─── Record set

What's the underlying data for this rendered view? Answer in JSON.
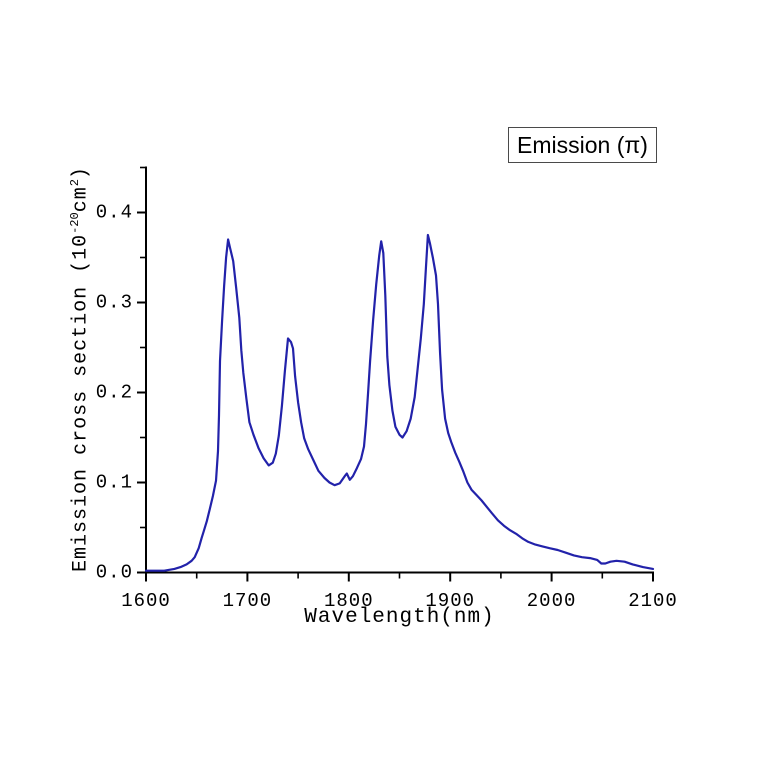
{
  "page": {
    "background": "#ffffff"
  },
  "chart_data": {
    "type": "line",
    "title": "",
    "xlabel": "Wavelength(nm)",
    "ylabel_text": "Emission cross section (10^-20 cm^2)",
    "ylabel_parts": {
      "prefix": "Emission cross section (10",
      "exponent": "-20",
      "unit": "cm",
      "unit_exponent": "2",
      "suffix": ")"
    },
    "legend_label": "Emission (π)",
    "legend_position": "top-right",
    "grid": false,
    "xlim": [
      1600,
      2100
    ],
    "ylim": [
      0,
      0.45
    ],
    "x_major_ticks": [
      1600,
      1700,
      1800,
      1900,
      2000,
      2100
    ],
    "x_minor_ticks": [
      1650,
      1750,
      1850,
      1950,
      2050
    ],
    "y_major_ticks": [
      0.0,
      0.1,
      0.2,
      0.3,
      0.4
    ],
    "y_minor_ticks": [
      0.05,
      0.15,
      0.25,
      0.35,
      0.45
    ],
    "y_tick_labels": [
      "0.0",
      "0.1",
      "0.2",
      "0.3",
      "0.4"
    ],
    "axis_color": "#000000",
    "series": [
      {
        "name": "Emission (π)",
        "color": "#2222aa",
        "points": [
          [
            1600,
            0.002
          ],
          [
            1606,
            0.002
          ],
          [
            1612,
            0.002
          ],
          [
            1618,
            0.002
          ],
          [
            1623,
            0.003
          ],
          [
            1628,
            0.004
          ],
          [
            1634,
            0.006
          ],
          [
            1640,
            0.009
          ],
          [
            1645,
            0.013
          ],
          [
            1648,
            0.017
          ],
          [
            1652,
            0.027
          ],
          [
            1655,
            0.039
          ],
          [
            1657,
            0.046
          ],
          [
            1660,
            0.057
          ],
          [
            1663,
            0.071
          ],
          [
            1666,
            0.085
          ],
          [
            1669,
            0.102
          ],
          [
            1671,
            0.135
          ],
          [
            1672,
            0.175
          ],
          [
            1673,
            0.235
          ],
          [
            1675,
            0.28
          ],
          [
            1677,
            0.318
          ],
          [
            1679,
            0.35
          ],
          [
            1681,
            0.37
          ],
          [
            1683,
            0.36
          ],
          [
            1686,
            0.346
          ],
          [
            1689,
            0.316
          ],
          [
            1692,
            0.283
          ],
          [
            1694,
            0.247
          ],
          [
            1696,
            0.222
          ],
          [
            1699,
            0.193
          ],
          [
            1702,
            0.167
          ],
          [
            1706,
            0.153
          ],
          [
            1711,
            0.138
          ],
          [
            1716,
            0.127
          ],
          [
            1721,
            0.119
          ],
          [
            1725,
            0.122
          ],
          [
            1728,
            0.132
          ],
          [
            1731,
            0.152
          ],
          [
            1734,
            0.185
          ],
          [
            1737,
            0.224
          ],
          [
            1740,
            0.26
          ],
          [
            1743,
            0.256
          ],
          [
            1745,
            0.249
          ],
          [
            1747,
            0.218
          ],
          [
            1750,
            0.189
          ],
          [
            1753,
            0.167
          ],
          [
            1756,
            0.149
          ],
          [
            1760,
            0.137
          ],
          [
            1765,
            0.125
          ],
          [
            1770,
            0.113
          ],
          [
            1776,
            0.105
          ],
          [
            1781,
            0.1
          ],
          [
            1786,
            0.097
          ],
          [
            1791,
            0.099
          ],
          [
            1796,
            0.107
          ],
          [
            1798,
            0.11
          ],
          [
            1801,
            0.103
          ],
          [
            1804,
            0.107
          ],
          [
            1808,
            0.116
          ],
          [
            1812,
            0.126
          ],
          [
            1815,
            0.14
          ],
          [
            1817,
            0.165
          ],
          [
            1819,
            0.2
          ],
          [
            1821,
            0.235
          ],
          [
            1824,
            0.28
          ],
          [
            1827,
            0.32
          ],
          [
            1830,
            0.352
          ],
          [
            1832,
            0.368
          ],
          [
            1834,
            0.355
          ],
          [
            1836,
            0.308
          ],
          [
            1838,
            0.24
          ],
          [
            1840,
            0.208
          ],
          [
            1843,
            0.18
          ],
          [
            1846,
            0.162
          ],
          [
            1850,
            0.153
          ],
          [
            1853,
            0.15
          ],
          [
            1857,
            0.157
          ],
          [
            1861,
            0.171
          ],
          [
            1865,
            0.195
          ],
          [
            1868,
            0.228
          ],
          [
            1871,
            0.26
          ],
          [
            1874,
            0.298
          ],
          [
            1876,
            0.338
          ],
          [
            1878,
            0.375
          ],
          [
            1880,
            0.366
          ],
          [
            1883,
            0.349
          ],
          [
            1886,
            0.33
          ],
          [
            1888,
            0.298
          ],
          [
            1890,
            0.243
          ],
          [
            1892,
            0.203
          ],
          [
            1895,
            0.171
          ],
          [
            1898,
            0.155
          ],
          [
            1901,
            0.145
          ],
          [
            1905,
            0.133
          ],
          [
            1909,
            0.123
          ],
          [
            1913,
            0.112
          ],
          [
            1917,
            0.1
          ],
          [
            1921,
            0.092
          ],
          [
            1926,
            0.086
          ],
          [
            1931,
            0.08
          ],
          [
            1936,
            0.073
          ],
          [
            1941,
            0.066
          ],
          [
            1947,
            0.058
          ],
          [
            1953,
            0.052
          ],
          [
            1959,
            0.047
          ],
          [
            1965,
            0.043
          ],
          [
            1971,
            0.038
          ],
          [
            1977,
            0.034
          ],
          [
            1984,
            0.031
          ],
          [
            1991,
            0.029
          ],
          [
            1998,
            0.027
          ],
          [
            2006,
            0.025
          ],
          [
            2014,
            0.022
          ],
          [
            2022,
            0.019
          ],
          [
            2030,
            0.017
          ],
          [
            2038,
            0.016
          ],
          [
            2045,
            0.014
          ],
          [
            2049,
            0.01
          ],
          [
            2053,
            0.01
          ],
          [
            2058,
            0.012
          ],
          [
            2064,
            0.013
          ],
          [
            2072,
            0.012
          ],
          [
            2080,
            0.009
          ],
          [
            2090,
            0.006
          ],
          [
            2100,
            0.004
          ]
        ]
      }
    ]
  }
}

──────

### Instructions to follow:
Output all of the entries verbatim, leaving out any images.

### Exercise response:
What's the underlying data for this rendered view? Answer in JSON.
{
  "page": {
    "background": "#ffffff"
  },
  "chart_data": {
    "type": "line",
    "title": "",
    "xlabel": "Wavelength(nm)",
    "ylabel_text": "Emission cross section (10^-20 cm^2)",
    "ylabel_parts": {
      "prefix": "Emission cross section (10",
      "exponent": "-20",
      "unit": "cm",
      "unit_exponent": "2",
      "suffix": ")"
    },
    "legend_label": "Emission (π)",
    "legend_position": "top-right",
    "grid": false,
    "xlim": [
      1600,
      2100
    ],
    "ylim": [
      0,
      0.45
    ],
    "x_major_ticks": [
      1600,
      1700,
      1800,
      1900,
      2000,
      2100
    ],
    "x_minor_ticks": [
      1650,
      1750,
      1850,
      1950,
      2050
    ],
    "y_major_ticks": [
      0.0,
      0.1,
      0.2,
      0.3,
      0.4
    ],
    "y_minor_ticks": [
      0.05,
      0.15,
      0.25,
      0.35,
      0.45
    ],
    "y_tick_labels": [
      "0.0",
      "0.1",
      "0.2",
      "0.3",
      "0.4"
    ],
    "axis_color": "#000000",
    "series": [
      {
        "name": "Emission (π)",
        "color": "#2222aa",
        "points": [
          [
            1600,
            0.002
          ],
          [
            1606,
            0.002
          ],
          [
            1612,
            0.002
          ],
          [
            1618,
            0.002
          ],
          [
            1623,
            0.003
          ],
          [
            1628,
            0.004
          ],
          [
            1634,
            0.006
          ],
          [
            1640,
            0.009
          ],
          [
            1645,
            0.013
          ],
          [
            1648,
            0.017
          ],
          [
            1652,
            0.027
          ],
          [
            1655,
            0.039
          ],
          [
            1657,
            0.046
          ],
          [
            1660,
            0.057
          ],
          [
            1663,
            0.071
          ],
          [
            1666,
            0.085
          ],
          [
            1669,
            0.102
          ],
          [
            1671,
            0.135
          ],
          [
            1672,
            0.175
          ],
          [
            1673,
            0.235
          ],
          [
            1675,
            0.28
          ],
          [
            1677,
            0.318
          ],
          [
            1679,
            0.35
          ],
          [
            1681,
            0.37
          ],
          [
            1683,
            0.36
          ],
          [
            1686,
            0.346
          ],
          [
            1689,
            0.316
          ],
          [
            1692,
            0.283
          ],
          [
            1694,
            0.247
          ],
          [
            1696,
            0.222
          ],
          [
            1699,
            0.193
          ],
          [
            1702,
            0.167
          ],
          [
            1706,
            0.153
          ],
          [
            1711,
            0.138
          ],
          [
            1716,
            0.127
          ],
          [
            1721,
            0.119
          ],
          [
            1725,
            0.122
          ],
          [
            1728,
            0.132
          ],
          [
            1731,
            0.152
          ],
          [
            1734,
            0.185
          ],
          [
            1737,
            0.224
          ],
          [
            1740,
            0.26
          ],
          [
            1743,
            0.256
          ],
          [
            1745,
            0.249
          ],
          [
            1747,
            0.218
          ],
          [
            1750,
            0.189
          ],
          [
            1753,
            0.167
          ],
          [
            1756,
            0.149
          ],
          [
            1760,
            0.137
          ],
          [
            1765,
            0.125
          ],
          [
            1770,
            0.113
          ],
          [
            1776,
            0.105
          ],
          [
            1781,
            0.1
          ],
          [
            1786,
            0.097
          ],
          [
            1791,
            0.099
          ],
          [
            1796,
            0.107
          ],
          [
            1798,
            0.11
          ],
          [
            1801,
            0.103
          ],
          [
            1804,
            0.107
          ],
          [
            1808,
            0.116
          ],
          [
            1812,
            0.126
          ],
          [
            1815,
            0.14
          ],
          [
            1817,
            0.165
          ],
          [
            1819,
            0.2
          ],
          [
            1821,
            0.235
          ],
          [
            1824,
            0.28
          ],
          [
            1827,
            0.32
          ],
          [
            1830,
            0.352
          ],
          [
            1832,
            0.368
          ],
          [
            1834,
            0.355
          ],
          [
            1836,
            0.308
          ],
          [
            1838,
            0.24
          ],
          [
            1840,
            0.208
          ],
          [
            1843,
            0.18
          ],
          [
            1846,
            0.162
          ],
          [
            1850,
            0.153
          ],
          [
            1853,
            0.15
          ],
          [
            1857,
            0.157
          ],
          [
            1861,
            0.171
          ],
          [
            1865,
            0.195
          ],
          [
            1868,
            0.228
          ],
          [
            1871,
            0.26
          ],
          [
            1874,
            0.298
          ],
          [
            1876,
            0.338
          ],
          [
            1878,
            0.375
          ],
          [
            1880,
            0.366
          ],
          [
            1883,
            0.349
          ],
          [
            1886,
            0.33
          ],
          [
            1888,
            0.298
          ],
          [
            1890,
            0.243
          ],
          [
            1892,
            0.203
          ],
          [
            1895,
            0.171
          ],
          [
            1898,
            0.155
          ],
          [
            1901,
            0.145
          ],
          [
            1905,
            0.133
          ],
          [
            1909,
            0.123
          ],
          [
            1913,
            0.112
          ],
          [
            1917,
            0.1
          ],
          [
            1921,
            0.092
          ],
          [
            1926,
            0.086
          ],
          [
            1931,
            0.08
          ],
          [
            1936,
            0.073
          ],
          [
            1941,
            0.066
          ],
          [
            1947,
            0.058
          ],
          [
            1953,
            0.052
          ],
          [
            1959,
            0.047
          ],
          [
            1965,
            0.043
          ],
          [
            1971,
            0.038
          ],
          [
            1977,
            0.034
          ],
          [
            1984,
            0.031
          ],
          [
            1991,
            0.029
          ],
          [
            1998,
            0.027
          ],
          [
            2006,
            0.025
          ],
          [
            2014,
            0.022
          ],
          [
            2022,
            0.019
          ],
          [
            2030,
            0.017
          ],
          [
            2038,
            0.016
          ],
          [
            2045,
            0.014
          ],
          [
            2049,
            0.01
          ],
          [
            2053,
            0.01
          ],
          [
            2058,
            0.012
          ],
          [
            2064,
            0.013
          ],
          [
            2072,
            0.012
          ],
          [
            2080,
            0.009
          ],
          [
            2090,
            0.006
          ],
          [
            2100,
            0.004
          ]
        ]
      }
    ]
  }
}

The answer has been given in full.